**ACTIONS TO TAKE**:
A - From the patent text on millimeter-wave intrusion detection, list the steps that claim 1 says the method comprises.
B - Carry the patent text on millimeter-wave intrusion detection forward from its last claim.

**DOCUMENT PASSAGE**:
A method passively detects intrusion in an indoor environment. The method includes: establishing at least one communication channel between two millimeter (mm)-wave devices of a plurality of mm-wave devices deployed within the indoor environment, continuously monitoring communication channel parameters of the at least one communication channel, and triggering an intrusion detection process based on variations of the communication channel parameters.

Claims

exact text as granted — not AI-modified
The invention claimed is: 
     
       1. A method for passively detecting intrusion in an indoor environment, the method comprising:
 establishing at least one wireless communication channel between two millimeter (mm)-wave devices of a plurality of mm-wave devices deployed within the indoor environment, 
 continuously monitoring communication channel parameters of the at least one communication channel, and 
 triggering an intrusion detection process based on variations of the communication channel parameters. 
 
     
     
       2. The method according to  claim 1 , wherein the mm-wave devices have directional communication capabilities through activation of different transmitting and receiving beam patterns, and wherein the at least one communication channel is established through a pair of beams that are activated during the communication.

**DATA LINES**:
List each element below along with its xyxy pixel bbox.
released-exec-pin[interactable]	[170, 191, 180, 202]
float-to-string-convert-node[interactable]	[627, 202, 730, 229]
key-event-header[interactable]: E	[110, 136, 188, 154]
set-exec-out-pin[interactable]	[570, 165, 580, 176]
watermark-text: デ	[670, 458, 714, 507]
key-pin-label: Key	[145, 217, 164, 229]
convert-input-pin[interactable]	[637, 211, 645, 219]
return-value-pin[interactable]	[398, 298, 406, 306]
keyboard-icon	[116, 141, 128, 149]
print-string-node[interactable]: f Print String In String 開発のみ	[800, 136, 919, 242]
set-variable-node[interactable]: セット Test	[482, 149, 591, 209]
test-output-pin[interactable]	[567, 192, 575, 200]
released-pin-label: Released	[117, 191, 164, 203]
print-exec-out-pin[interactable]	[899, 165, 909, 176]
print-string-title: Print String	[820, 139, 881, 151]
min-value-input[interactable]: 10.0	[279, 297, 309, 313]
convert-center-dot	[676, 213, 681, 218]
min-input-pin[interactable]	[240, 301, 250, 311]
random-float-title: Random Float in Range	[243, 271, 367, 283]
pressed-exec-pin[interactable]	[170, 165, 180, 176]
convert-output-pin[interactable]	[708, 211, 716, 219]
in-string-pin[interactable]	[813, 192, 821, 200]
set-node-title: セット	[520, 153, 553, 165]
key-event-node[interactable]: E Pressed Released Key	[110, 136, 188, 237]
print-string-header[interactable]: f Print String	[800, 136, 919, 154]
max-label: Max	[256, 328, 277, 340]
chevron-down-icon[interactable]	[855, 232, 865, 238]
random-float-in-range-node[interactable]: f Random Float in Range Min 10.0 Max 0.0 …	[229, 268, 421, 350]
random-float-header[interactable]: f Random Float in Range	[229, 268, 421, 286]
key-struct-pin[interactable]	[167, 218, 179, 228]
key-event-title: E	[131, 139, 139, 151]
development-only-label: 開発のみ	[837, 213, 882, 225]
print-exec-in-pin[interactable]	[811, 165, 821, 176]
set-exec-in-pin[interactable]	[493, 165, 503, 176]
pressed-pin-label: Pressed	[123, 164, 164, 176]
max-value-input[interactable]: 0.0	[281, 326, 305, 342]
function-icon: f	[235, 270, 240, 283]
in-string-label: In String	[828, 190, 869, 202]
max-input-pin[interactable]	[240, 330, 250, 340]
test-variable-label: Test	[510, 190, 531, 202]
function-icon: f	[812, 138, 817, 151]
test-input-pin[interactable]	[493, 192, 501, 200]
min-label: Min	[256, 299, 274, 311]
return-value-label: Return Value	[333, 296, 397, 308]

**ANSWER LIST**:
A -
1. Establishing at least one wireless communication channel between two millimeter (mm)-wave devices of a plurality of mm-wave devices deployed within the indoor environment
2. Continuously monitoring communication channel parameters of the at least one communication channel
3. Triggering an intrusion detection process based on variations of the communication channel parameters

B -
       3. The method according to  claim 1 , wherein establishing the at least one communication channel is based on a beamforming alignment process performed during a beam training phase. 
     
     
       4. The method according to  claim 1 , wherein monitoring communication channel parameters comprises at least one of power measurements, received-signal-strength-indicator (RSSI) measurements, or signal-to-noise- ratio (SNR) measurements. 
     
     
       5. The method according to  claim 1 , the method further comprising:
 directionally sensing the propagation environment based on power measurements performed by the mm-wave devices during a beam training phase. 
 
     
     
       6. The method according to  claim 1 , the method further comprising:
 adaptively learning, by a neural network, a statistical distribution of the communication channel parameters; and 
 identifying, by the neural network, variations of the communication channel parameters. 
 
     
     
       7. The method according to  claim 6 , wherein the neural network is trained with statistical measurement results of the communication channel parameters in a reference scenario with no disturbing influences being present within the indoor environment as well as when the indoor environment is occupied by one or more intruders. 
     
     
       8. The method according to  claim 1 , the method further comprising:
 performing directional channel variation sensing based on a directional nature of mm-wave communication , and 
 based on the monitored directional channel variations, inferring a position of an intruder within the indoor environment. 
 
     
     
       9. The method according to  claim 1 , the method further comprising:
 mapping a discovered variation of the communication channel parameters onto one or more specific emergency situations. 
 
     
     
       10. The method according to  claim 1 , wherein triggering the intrusion detection process comprises generating an alarm.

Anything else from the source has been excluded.